#### Aim
Find all lines in the listing that include the word "JSON", then copy them.

begin Information given

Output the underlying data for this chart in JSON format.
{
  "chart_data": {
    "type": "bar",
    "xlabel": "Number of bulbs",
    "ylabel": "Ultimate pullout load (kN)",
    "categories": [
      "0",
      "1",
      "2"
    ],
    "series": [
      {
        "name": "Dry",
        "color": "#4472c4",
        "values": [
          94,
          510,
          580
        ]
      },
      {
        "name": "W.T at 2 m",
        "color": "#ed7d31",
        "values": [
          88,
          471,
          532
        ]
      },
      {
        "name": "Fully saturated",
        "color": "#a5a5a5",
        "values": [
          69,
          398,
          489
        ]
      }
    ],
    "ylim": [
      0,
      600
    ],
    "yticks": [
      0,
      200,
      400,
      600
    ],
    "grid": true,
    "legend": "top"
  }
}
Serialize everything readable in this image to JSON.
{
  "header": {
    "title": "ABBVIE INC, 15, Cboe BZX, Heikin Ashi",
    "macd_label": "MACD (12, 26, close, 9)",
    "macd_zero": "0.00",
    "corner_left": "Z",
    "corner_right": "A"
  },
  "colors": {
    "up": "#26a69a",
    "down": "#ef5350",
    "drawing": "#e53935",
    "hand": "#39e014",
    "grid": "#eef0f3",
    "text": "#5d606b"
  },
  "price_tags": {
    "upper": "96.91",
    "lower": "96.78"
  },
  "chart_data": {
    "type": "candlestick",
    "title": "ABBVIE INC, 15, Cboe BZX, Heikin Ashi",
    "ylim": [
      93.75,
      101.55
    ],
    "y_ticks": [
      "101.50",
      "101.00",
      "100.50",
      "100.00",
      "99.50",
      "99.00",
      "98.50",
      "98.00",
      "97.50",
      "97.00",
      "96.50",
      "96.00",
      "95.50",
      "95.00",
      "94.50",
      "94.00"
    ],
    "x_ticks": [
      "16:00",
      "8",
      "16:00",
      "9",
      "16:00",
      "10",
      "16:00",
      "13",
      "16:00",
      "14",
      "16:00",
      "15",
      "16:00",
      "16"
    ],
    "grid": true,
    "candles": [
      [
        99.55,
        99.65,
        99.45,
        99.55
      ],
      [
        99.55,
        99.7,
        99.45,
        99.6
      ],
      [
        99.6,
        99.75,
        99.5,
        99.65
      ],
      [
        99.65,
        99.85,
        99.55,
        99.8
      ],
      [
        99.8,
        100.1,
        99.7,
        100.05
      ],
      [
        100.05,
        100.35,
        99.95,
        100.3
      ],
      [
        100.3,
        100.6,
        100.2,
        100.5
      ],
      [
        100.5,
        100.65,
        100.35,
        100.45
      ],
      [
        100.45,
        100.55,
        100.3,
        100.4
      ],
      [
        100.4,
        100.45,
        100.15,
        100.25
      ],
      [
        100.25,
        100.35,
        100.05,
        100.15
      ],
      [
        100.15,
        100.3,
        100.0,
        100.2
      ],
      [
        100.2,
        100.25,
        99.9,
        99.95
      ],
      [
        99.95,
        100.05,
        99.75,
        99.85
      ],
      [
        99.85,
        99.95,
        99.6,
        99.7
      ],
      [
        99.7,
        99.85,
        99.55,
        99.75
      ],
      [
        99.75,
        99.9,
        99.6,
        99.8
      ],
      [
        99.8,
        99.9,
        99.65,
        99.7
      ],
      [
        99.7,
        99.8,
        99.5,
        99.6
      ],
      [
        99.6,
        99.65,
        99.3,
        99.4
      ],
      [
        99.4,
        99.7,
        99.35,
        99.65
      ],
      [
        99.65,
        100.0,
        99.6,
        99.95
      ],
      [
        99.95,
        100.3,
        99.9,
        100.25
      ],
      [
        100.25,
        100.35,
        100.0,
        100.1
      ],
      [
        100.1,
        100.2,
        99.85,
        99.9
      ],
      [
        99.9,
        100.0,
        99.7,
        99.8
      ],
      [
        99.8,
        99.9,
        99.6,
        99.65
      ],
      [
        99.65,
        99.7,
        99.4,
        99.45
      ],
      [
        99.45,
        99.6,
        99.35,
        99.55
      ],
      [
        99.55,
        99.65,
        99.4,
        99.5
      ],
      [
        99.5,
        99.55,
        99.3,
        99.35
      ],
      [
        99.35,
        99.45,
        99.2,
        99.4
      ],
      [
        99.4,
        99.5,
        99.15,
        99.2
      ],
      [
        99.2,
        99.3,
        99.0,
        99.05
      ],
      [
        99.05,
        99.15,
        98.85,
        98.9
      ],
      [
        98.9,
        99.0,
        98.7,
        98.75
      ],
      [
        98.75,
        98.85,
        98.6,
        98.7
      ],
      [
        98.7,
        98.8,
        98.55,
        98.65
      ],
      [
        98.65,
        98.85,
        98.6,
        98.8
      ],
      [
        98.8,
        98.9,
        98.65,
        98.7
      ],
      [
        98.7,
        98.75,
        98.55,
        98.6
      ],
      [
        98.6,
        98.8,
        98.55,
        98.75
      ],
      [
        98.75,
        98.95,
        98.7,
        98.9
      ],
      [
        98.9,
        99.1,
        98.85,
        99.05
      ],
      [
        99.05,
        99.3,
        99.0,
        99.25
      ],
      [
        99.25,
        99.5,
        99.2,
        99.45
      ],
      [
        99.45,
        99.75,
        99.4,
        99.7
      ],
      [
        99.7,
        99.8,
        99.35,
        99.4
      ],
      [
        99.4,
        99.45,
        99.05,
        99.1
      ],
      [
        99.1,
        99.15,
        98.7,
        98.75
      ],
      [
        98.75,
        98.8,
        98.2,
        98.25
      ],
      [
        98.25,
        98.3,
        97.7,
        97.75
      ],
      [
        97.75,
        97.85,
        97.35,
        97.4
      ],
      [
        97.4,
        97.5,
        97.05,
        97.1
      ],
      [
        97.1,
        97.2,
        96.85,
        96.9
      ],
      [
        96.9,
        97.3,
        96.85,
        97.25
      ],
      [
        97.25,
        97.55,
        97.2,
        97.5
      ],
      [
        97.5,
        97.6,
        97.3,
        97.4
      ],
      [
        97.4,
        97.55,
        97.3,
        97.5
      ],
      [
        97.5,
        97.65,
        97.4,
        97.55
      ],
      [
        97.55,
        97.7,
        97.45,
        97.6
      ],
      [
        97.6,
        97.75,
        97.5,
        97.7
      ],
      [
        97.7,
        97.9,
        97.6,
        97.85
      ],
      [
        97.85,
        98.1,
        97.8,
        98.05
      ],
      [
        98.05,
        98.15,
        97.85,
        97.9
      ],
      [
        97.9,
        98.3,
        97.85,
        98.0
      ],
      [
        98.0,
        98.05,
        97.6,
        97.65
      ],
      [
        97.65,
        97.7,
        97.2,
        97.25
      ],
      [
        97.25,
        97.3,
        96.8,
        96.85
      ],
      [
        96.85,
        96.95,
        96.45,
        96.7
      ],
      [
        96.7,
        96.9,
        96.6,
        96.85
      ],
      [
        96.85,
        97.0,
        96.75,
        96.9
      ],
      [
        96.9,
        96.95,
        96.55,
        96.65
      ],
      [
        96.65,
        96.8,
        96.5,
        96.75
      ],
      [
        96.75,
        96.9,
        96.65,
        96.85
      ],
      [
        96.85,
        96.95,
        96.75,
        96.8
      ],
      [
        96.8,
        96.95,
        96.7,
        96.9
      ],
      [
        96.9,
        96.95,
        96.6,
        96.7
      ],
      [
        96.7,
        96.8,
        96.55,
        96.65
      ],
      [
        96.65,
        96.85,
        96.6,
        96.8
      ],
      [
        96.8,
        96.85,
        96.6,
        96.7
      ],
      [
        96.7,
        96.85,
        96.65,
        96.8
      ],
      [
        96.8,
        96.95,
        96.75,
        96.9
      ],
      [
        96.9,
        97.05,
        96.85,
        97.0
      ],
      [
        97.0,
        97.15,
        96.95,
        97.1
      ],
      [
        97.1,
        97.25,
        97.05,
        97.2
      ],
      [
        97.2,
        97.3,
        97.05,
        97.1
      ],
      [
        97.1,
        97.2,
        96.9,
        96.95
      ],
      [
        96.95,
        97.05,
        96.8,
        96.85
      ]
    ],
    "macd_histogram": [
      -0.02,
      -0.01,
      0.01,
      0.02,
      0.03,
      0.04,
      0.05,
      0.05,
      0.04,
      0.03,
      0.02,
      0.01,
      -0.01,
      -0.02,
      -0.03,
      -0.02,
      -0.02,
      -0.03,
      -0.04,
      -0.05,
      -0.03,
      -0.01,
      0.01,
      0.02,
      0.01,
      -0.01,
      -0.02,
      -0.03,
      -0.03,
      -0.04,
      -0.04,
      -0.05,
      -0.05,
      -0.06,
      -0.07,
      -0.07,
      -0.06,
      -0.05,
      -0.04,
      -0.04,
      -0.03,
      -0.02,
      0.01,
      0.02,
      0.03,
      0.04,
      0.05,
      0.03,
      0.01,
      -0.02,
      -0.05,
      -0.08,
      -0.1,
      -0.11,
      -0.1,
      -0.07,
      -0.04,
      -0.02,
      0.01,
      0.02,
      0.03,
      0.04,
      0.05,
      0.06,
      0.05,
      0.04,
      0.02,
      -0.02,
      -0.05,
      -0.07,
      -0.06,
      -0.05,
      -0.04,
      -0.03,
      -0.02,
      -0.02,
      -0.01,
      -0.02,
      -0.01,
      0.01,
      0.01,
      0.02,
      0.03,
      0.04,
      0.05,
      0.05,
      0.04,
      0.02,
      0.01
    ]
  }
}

end Information given

#### Expected answer
Output the underlying data for this chart in JSON format.
Serialize everything readable in this image to JSON.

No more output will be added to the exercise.